| Task goal |
Work out how many lines of the listing hold the string "Personal", then answer with that number and nothing else.

========

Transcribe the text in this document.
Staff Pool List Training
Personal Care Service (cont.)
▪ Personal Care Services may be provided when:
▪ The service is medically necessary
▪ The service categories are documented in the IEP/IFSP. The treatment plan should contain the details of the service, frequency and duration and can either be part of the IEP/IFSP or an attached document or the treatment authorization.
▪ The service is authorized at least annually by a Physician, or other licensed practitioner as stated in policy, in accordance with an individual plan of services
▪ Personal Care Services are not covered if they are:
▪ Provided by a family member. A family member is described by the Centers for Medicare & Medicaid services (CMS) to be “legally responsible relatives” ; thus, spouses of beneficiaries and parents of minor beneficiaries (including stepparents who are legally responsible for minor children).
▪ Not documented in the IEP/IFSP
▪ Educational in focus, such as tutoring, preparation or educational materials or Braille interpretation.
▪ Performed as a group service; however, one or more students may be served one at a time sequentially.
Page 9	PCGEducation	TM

========

| The reply |
3